====== DATASET CONTENT ======

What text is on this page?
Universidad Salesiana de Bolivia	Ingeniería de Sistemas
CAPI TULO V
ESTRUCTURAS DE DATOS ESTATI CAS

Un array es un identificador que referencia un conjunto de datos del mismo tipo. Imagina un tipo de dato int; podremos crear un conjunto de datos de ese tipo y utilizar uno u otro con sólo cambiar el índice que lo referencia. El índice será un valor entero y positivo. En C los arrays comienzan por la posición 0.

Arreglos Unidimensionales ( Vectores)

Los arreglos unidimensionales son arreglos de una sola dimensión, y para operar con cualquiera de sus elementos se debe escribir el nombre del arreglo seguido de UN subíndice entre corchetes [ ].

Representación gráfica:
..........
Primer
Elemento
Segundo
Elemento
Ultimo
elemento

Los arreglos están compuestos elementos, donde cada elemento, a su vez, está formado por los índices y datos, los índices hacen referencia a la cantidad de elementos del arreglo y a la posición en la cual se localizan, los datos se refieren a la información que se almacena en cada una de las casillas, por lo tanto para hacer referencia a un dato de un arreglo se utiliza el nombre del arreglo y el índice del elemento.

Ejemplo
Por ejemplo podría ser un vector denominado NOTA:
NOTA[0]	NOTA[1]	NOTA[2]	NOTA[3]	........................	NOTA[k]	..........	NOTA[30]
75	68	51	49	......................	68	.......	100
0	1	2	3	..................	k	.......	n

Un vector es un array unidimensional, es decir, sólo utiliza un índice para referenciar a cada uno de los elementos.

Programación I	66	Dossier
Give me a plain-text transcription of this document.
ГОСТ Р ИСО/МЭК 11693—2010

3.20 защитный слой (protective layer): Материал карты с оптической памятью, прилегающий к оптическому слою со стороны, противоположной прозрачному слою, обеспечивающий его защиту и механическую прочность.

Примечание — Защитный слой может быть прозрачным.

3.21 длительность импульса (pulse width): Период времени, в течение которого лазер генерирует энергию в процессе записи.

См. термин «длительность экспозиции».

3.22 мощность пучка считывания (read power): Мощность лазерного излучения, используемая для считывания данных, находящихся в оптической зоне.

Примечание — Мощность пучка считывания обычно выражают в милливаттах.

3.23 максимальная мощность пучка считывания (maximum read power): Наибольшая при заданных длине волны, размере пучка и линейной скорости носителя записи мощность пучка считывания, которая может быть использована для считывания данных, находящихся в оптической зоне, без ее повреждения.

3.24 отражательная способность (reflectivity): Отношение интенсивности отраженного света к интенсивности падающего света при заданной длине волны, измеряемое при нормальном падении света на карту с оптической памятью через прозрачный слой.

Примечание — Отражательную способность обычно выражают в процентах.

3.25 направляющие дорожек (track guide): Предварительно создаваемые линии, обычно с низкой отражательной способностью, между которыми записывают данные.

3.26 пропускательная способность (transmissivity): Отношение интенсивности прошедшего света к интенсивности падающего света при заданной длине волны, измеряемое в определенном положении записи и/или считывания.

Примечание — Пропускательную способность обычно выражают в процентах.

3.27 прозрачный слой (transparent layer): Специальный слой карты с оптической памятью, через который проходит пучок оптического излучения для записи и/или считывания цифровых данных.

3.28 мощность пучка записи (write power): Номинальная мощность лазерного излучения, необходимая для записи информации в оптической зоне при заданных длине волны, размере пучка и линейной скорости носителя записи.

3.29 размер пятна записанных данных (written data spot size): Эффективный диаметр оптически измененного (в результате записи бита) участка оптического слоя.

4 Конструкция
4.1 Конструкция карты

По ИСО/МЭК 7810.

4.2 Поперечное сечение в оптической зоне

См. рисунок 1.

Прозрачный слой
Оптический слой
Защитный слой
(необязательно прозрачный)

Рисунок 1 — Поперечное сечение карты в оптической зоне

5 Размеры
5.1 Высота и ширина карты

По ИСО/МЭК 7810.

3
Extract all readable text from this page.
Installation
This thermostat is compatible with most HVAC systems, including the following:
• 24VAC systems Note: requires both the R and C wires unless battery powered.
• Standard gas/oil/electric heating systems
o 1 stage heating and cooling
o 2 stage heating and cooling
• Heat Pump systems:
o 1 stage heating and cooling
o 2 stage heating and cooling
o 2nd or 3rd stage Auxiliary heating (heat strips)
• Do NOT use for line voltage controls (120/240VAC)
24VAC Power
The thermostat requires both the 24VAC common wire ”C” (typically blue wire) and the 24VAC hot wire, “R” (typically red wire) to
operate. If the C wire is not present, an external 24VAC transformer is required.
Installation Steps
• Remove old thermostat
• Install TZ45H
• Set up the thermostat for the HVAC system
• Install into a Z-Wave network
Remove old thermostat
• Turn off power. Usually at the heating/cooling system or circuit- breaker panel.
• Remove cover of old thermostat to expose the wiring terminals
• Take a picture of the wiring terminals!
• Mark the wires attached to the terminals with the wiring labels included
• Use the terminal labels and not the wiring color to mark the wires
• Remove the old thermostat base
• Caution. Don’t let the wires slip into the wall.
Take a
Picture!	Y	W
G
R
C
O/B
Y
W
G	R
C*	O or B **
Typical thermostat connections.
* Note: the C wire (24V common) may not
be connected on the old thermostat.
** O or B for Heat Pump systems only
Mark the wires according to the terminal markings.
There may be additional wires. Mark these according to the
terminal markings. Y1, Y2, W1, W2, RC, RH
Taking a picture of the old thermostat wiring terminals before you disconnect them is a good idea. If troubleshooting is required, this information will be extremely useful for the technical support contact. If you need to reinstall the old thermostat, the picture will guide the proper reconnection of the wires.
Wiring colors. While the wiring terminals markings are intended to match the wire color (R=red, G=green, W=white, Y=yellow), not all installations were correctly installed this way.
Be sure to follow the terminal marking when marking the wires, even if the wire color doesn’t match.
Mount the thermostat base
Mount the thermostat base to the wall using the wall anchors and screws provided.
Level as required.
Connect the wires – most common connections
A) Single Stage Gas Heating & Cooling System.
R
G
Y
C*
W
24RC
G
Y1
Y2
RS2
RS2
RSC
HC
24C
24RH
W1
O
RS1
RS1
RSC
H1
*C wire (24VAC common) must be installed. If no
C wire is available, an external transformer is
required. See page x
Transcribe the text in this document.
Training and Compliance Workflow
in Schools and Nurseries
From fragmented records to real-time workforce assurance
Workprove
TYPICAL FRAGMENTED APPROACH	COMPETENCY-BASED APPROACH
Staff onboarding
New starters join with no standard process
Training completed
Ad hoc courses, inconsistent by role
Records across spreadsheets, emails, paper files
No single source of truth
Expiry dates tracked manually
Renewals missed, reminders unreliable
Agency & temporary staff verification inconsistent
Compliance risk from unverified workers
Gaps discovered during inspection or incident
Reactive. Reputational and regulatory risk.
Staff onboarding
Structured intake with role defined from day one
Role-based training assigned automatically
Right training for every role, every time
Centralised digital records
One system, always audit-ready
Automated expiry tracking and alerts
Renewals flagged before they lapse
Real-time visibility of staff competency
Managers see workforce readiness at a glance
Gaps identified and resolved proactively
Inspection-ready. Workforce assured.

======

* **WHAT TO DO**:
Each line of the material must be restated exactly.

* **OUTPUT FOR THIS TASK**:
What text is on this page?
Universidad Salesiana de Bolivia	Ingeniería de Sistemas
CAPI TULO V
ESTRUCTURAS DE DATOS ESTATI CAS

Un array es un identificador que referencia un conjunto de datos del mismo tipo. Imagina un tipo de dato int; podremos crear un conjunto de datos de ese tipo y utilizar uno u otro con sólo cambiar el índice que lo referencia. El índice será un valor entero y positivo. En C los arrays comienzan por la posición 0.

Arreglos Unidimensionales ( Vectores)

Los arreglos unidimensionales son arreglos de una sola dimensión, y para operar con cualquiera de sus elementos se debe escribir el nombre del arreglo seguido de UN subíndice entre corchetes [ ].

Representación gráfica:
..........
Primer
Elemento
Segundo
Elemento
Ultimo
elemento

Los arreglos están compuestos elementos, donde cada elemento, a su vez, está formado por los índices y datos, los índices hacen referencia a la cantidad de elementos del arreglo y a la posición en la cual se localizan, los datos se refieren a la información que se almacena en cada una de las casillas, por lo tanto para hacer referencia a un dato de un arreglo se utiliza el nombre del arreglo y el índice del elemento.

Ejemplo
Por ejemplo podría ser un vector denominado NOTA:
NOTA[0]	NOTA[1]	NOTA[2]	NOTA[3]	........................	NOTA[k]	..........	NOTA[30]
75	68	51	49	......................	68	.......	100
0	1	2	3	..................	k	.......	n

Un vector es un array unidimensional, es decir, sólo utiliza un índice para referenciar a cada uno de los elementos.

Programación I	66	Dossier
Give me a plain-text transcription of this document.
ГОСТ Р ИСО/МЭК 11693—2010

3.20 защитный слой (protective layer): Материал карты с оптической памятью, прилегающий к оптическому слою со стороны, противоположной прозрачному слою, обеспечивающий его защиту и механическую прочность.

Примечание — Защитный слой может быть прозрачным.

3.21 длительность импульса (pulse width): Период времени, в течение которого лазер генерирует энергию в процессе записи.

См. термин «длительность экспозиции».

3.22 мощность пучка считывания (read power): Мощность лазерного излучения, используемая для считывания данных, находящихся в оптической зоне.

Примечание — Мощность пучка считывания обычно выражают в милливаттах.

3.23 максимальная мощность пучка считывания (maximum read power): Наибольшая при заданных длине волны, размере пучка и линейной скорости носителя записи мощность пучка считывания, которая может быть использована для считывания данных, находящихся в оптической зоне, без ее повреждения.

3.24 отражательная способность (reflectivity): Отношение интенсивности отраженного света к интенсивности падающего света при заданной длине волны, измеряемое при нормальном падении света на карту с оптической памятью через прозрачный слой.

Примечание — Отражательную способность обычно выражают в процентах.

3.25 направляющие дорожек (track guide): Предварительно создаваемые линии, обычно с низкой отражательной способностью, между которыми записывают данные.

3.26 пропускательная способность (transmissivity): Отношение интенсивности прошедшего света к интенсивности падающего света при заданной длине волны, измеряемое в определенном положении записи и/или считывания.

Примечание — Пропускательную способность обычно выражают в процентах.

3.27 прозрачный слой (transparent layer): Специальный слой карты с оптической памятью, через который проходит пучок оптического излучения для записи и/или считывания цифровых данных.

3.28 мощность пучка записи (write power): Номинальная мощность лазерного излучения, необходимая для записи информации в оптической зоне при заданных длине волны, размере пучка и линейной скорости носителя записи.

3.29 размер пятна записанных данных (written data spot size): Эффективный диаметр оптически измененного (в результате записи бита) участка оптического слоя.

4 Конструкция
4.1 Конструкция карты

По ИСО/МЭК 7810.

4.2 Поперечное сечение в оптической зоне

См. рисунок 1.

Прозрачный слой
Оптический слой
Защитный слой
(необязательно прозрачный)

Рисунок 1 — Поперечное сечение карты в оптической зоне

5 Размеры
5.1 Высота и ширина карты

По ИСО/МЭК 7810.

3
Extract all readable text from this page.
Installation
This thermostat is compatible with most HVAC systems, including the following:
• 24VAC systems Note: requires both the R and C wires unless battery powered.
• Standard gas/oil/electric heating systems
o 1 stage heating and cooling
o 2 stage heating and cooling
• Heat Pump systems:
o 1 stage heating and cooling
o 2 stage heating and cooling
o 2nd or 3rd stage Auxiliary heating (heat strips)
• Do NOT use for line voltage controls (120/240VAC)
24VAC Power
The thermostat requires both the 24VAC common wire ”C” (typically blue wire) and the 24VAC hot wire, “R” (typically red wire) to
operate. If the C wire is not present, an external 24VAC transformer is required.
Installation Steps
• Remove old thermostat
• Install TZ45H
• Set up the thermostat for the HVAC system
• Install into a Z-Wave network
Remove old thermostat
• Turn off power. Usually at the heating/cooling system or circuit- breaker panel.
• Remove cover of old thermostat to expose the wiring terminals
• Take a picture of the wiring terminals!
• Mark the wires attached to the terminals with the wiring labels included
• Use the terminal labels and not the wiring color to mark the wires
• Remove the old thermostat base
• Caution. Don’t let the wires slip into the wall.
Take a
Picture!	Y	W
G
R
C
O/B
Y
W
G	R
C*	O or B **
Typical thermostat connections.
* Note: the C wire (24V common) may not
be connected on the old thermostat.
** O or B for Heat Pump systems only
Mark the wires according to the terminal markings.
There may be additional wires. Mark these according to the
terminal markings. Y1, Y2, W1, W2, RC, RH
Taking a picture of the old thermostat wiring terminals before you disconnect them is a good idea. If troubleshooting is required, this information will be extremely useful for the technical support contact. If you need to reinstall the old thermostat, the picture will guide the proper reconnection of the wires.
Wiring colors. While the wiring terminals markings are intended to match the wire color (R=red, G=green, W=white, Y=yellow), not all installations were correctly installed this way.
Be sure to follow the terminal marking when marking the wires, even if the wire color doesn’t match.
Mount the thermostat base
Mount the thermostat base to the wall using the wall anchors and screws provided.
Level as required.
Connect the wires – most common connections
A) Single Stage Gas Heating & Cooling System.
R
G
Y
C*
W
24RC
G
Y1
Y2
RS2
RS2
RSC
HC
24C
24RH
W1
O
RS1
RS1
RSC
H1
*C wire (24VAC common) must be installed. If no
C wire is available, an external transformer is
required. See page x
Transcribe the text in this document.
Training and Compliance Workflow
in Schools and Nurseries
From fragmented records to real-time workforce assurance
Workprove
TYPICAL FRAGMENTED APPROACH	COMPETENCY-BASED APPROACH
Staff onboarding
New starters join with no standard process
Training completed
Ad hoc courses, inconsistent by role
Records across spreadsheets, emails, paper files
No single source of truth
Expiry dates tracked manually
Renewals missed, reminders unreliable
Agency & temporary staff verification inconsistent
Compliance risk from unverified workers
Gaps discovered during inspection or incident
Reactive. Reputational and regulatory risk.
Staff onboarding
Structured intake with role defined from day one
Role-based training assigned automatically
Right training for every role, every time
Centralised digital records
One system, always audit-ready
Automated expiry tracking and alerts
Renewals flagged before they lapse
Real-time visibility of staff competency
Managers see workforce readiness at a glance
Gaps identified and resolved proactively
Inspection-ready. Workforce assured.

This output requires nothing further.